▸ **GIVEN INFORMATION**
☆ ☆ ☆ ☆ ☆ ☆ ☆
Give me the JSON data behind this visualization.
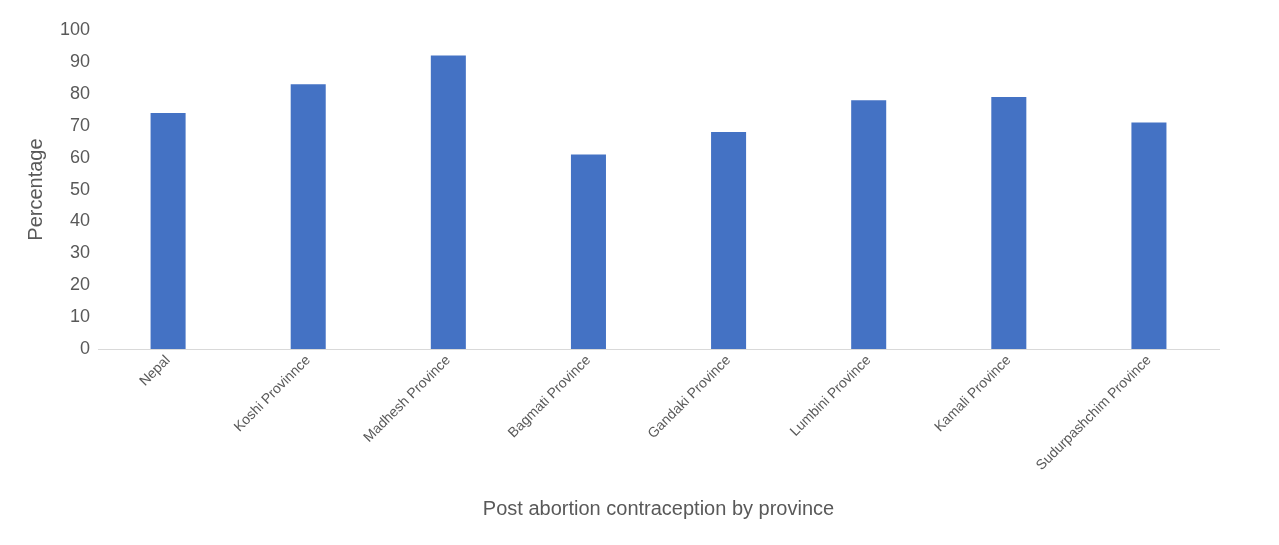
{
  "chart_data": {
    "type": "bar",
    "xlabel": "Post abortion contraception by province",
    "ylabel": "Percentage",
    "categories": [
      "Nepal",
      "Koshi Provinnce",
      "Madhesh Province",
      "Bagmati Province",
      "Gandaki Province",
      "Lumbini Province",
      "Kamali Province",
      "Sudurpashchim Province"
    ],
    "values": [
      74,
      83,
      92,
      61,
      68,
      78,
      79,
      71
    ],
    "color": "#4472c4",
    "ylim": [
      0,
      100
    ],
    "yticks": [
      0,
      10,
      20,
      30,
      40,
      50,
      60,
      70,
      80,
      90,
      100
    ],
    "grid": false,
    "legend": false
  }
}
☆ ☆ ☆ ☆ ☆ ☆ ☆
▸ **WHAT IS EXPECTED**
Repeat the preceding records precisely, and leave every picture out of the copy.

▸ **OUTPUT BELOW**
Give me the JSON data behind this visualization.
{
  "chart_data": {
    "type": "bar",
    "xlabel": "Post abortion contraception by province",
    "ylabel": "Percentage",
    "categories": [
      "Nepal",
      "Koshi Provinnce",
      "Madhesh Province",
      "Bagmati Province",
      "Gandaki Province",
      "Lumbini Province",
      "Kamali Province",
      "Sudurpashchim Province"
    ],
    "values": [
      74,
      83,
      92,
      61,
      68,
      78,
      79,
      71
    ],
    "color": "#4472c4",
    "ylim": [
      0,
      100
    ],
    "yticks": [
      0,
      10,
      20,
      30,
      40,
      50,
      60,
      70,
      80,
      90,
      100
    ],
    "grid": false,
    "legend": false
  }
}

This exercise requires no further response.